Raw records
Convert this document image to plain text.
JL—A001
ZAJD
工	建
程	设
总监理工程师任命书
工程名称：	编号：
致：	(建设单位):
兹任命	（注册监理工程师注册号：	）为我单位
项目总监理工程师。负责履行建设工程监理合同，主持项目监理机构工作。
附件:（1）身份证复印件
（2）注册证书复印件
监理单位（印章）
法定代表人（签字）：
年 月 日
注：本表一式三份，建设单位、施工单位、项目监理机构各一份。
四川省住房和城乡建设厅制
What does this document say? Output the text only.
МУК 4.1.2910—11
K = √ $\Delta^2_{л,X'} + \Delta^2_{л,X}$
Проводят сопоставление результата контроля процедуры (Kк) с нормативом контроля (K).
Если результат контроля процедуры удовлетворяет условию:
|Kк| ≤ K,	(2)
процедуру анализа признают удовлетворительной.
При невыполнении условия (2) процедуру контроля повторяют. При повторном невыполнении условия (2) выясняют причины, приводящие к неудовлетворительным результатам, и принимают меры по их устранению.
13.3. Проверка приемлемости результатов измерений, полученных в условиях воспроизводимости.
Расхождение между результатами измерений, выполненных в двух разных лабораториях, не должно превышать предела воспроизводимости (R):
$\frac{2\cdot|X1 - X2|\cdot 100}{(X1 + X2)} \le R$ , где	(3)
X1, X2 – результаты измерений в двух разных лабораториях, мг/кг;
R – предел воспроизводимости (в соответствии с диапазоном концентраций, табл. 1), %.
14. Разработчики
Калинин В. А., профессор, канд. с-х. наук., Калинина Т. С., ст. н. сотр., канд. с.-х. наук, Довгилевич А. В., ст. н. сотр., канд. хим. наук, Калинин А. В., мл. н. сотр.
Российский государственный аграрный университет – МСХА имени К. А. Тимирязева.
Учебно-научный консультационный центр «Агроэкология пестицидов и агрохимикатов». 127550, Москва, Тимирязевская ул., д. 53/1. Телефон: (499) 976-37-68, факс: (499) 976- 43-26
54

**Instruction**
In the material above, show every line where the word "лабораториях" turns up.

**Written answer**
Расхождение между результатами измерений, выполненных в двух разных лабораториях, не должно превышать предела воспроизводимости (R):
X1, X2 – результаты измерений в двух разных лабораториях, мг/кг;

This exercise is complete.